_Record excerpts_.

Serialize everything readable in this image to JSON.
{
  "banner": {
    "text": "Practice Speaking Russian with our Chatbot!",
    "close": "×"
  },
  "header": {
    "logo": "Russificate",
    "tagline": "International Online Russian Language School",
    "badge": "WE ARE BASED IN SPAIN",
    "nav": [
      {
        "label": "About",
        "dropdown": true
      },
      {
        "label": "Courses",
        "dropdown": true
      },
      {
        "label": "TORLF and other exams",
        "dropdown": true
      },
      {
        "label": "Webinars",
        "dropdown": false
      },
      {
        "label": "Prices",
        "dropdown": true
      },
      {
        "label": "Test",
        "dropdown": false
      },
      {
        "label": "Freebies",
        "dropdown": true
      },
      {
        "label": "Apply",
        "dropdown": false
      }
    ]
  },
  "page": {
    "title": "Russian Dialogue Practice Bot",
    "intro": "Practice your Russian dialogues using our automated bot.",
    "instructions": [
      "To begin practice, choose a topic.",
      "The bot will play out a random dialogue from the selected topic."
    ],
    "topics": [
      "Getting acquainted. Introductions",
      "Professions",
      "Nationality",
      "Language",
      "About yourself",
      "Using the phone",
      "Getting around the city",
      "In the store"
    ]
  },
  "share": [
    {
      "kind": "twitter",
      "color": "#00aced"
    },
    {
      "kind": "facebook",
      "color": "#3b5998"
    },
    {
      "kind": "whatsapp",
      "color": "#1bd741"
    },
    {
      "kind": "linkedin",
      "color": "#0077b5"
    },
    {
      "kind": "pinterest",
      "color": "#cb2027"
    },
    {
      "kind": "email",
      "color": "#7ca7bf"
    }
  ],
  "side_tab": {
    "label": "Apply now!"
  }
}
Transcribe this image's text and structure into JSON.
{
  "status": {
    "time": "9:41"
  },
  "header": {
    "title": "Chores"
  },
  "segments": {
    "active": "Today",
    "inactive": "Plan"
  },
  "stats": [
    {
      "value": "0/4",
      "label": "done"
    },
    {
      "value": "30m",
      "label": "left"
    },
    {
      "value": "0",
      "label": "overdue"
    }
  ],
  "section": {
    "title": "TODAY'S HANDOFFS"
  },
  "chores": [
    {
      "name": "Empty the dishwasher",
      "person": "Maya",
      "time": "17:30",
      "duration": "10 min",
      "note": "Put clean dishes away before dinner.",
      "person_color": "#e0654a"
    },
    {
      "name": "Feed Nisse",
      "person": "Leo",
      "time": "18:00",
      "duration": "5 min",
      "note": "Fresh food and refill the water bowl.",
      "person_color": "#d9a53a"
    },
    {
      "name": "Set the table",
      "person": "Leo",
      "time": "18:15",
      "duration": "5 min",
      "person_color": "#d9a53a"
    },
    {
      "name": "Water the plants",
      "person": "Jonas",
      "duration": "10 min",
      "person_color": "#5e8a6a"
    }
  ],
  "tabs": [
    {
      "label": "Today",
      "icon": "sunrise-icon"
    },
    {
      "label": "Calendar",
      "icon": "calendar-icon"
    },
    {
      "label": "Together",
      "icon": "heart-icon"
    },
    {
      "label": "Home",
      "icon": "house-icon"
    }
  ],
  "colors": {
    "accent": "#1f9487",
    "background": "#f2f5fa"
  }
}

_Problem details_. Search the lines for the string "time" and copy every line that has it.

_Response to the task_.
    "time": "9:41"
      "time": "17:30",
      "time": "18:00",
      "time": "18:15",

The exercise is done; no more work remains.